▶ Written problem: Transcribe every record that appears below, exactly and in full.
***** Input material *****
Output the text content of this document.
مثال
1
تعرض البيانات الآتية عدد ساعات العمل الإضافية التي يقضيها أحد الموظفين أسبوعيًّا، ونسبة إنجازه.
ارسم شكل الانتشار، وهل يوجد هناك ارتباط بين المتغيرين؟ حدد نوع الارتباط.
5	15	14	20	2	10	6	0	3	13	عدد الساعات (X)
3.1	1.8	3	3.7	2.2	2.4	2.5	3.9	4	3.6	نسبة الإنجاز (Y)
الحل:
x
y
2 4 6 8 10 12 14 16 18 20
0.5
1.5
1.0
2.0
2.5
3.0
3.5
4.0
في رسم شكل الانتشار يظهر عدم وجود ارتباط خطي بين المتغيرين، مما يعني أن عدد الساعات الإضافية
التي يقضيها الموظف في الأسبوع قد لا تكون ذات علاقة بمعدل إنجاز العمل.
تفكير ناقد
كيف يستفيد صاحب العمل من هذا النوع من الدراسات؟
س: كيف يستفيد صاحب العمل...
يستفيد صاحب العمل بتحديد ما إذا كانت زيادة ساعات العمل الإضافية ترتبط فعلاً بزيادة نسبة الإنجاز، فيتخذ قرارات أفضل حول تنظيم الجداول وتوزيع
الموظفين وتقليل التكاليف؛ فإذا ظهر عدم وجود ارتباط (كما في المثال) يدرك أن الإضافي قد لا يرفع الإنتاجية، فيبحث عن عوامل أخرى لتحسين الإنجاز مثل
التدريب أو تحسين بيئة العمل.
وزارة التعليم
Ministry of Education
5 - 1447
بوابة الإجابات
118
*****
▶ Output of the exercise:
Output the text content of this document.
مثال
1
تعرض البيانات الآتية عدد ساعات العمل الإضافية التي يقضيها أحد الموظفين أسبوعيًّا، ونسبة إنجازه.
ارسم شكل الانتشار، وهل يوجد هناك ارتباط بين المتغيرين؟ حدد نوع الارتباط.
5	15	14	20	2	10	6	0	3	13	عدد الساعات (X)
3.1	1.8	3	3.7	2.2	2.4	2.5	3.9	4	3.6	نسبة الإنجاز (Y)
الحل:
x
y
2 4 6 8 10 12 14 16 18 20
0.5
1.5
1.0
2.0
2.5
3.0
3.5
4.0
في رسم شكل الانتشار يظهر عدم وجود ارتباط خطي بين المتغيرين، مما يعني أن عدد الساعات الإضافية
التي يقضيها الموظف في الأسبوع قد لا تكون ذات علاقة بمعدل إنجاز العمل.
تفكير ناقد
كيف يستفيد صاحب العمل من هذا النوع من الدراسات؟
س: كيف يستفيد صاحب العمل...
يستفيد صاحب العمل بتحديد ما إذا كانت زيادة ساعات العمل الإضافية ترتبط فعلاً بزيادة نسبة الإنجاز، فيتخذ قرارات أفضل حول تنظيم الجداول وتوزيع
الموظفين وتقليل التكاليف؛ فإذا ظهر عدم وجود ارتباط (كما في المثال) يدرك أن الإضافي قد لا يرفع الإنتاجية، فيبحث عن عوامل أخرى لتحسين الإنجاز مثل
التدريب أو تحسين بيئة العمل.
وزارة التعليم
Ministry of Education
5 - 1447
بوابة الإجابات
118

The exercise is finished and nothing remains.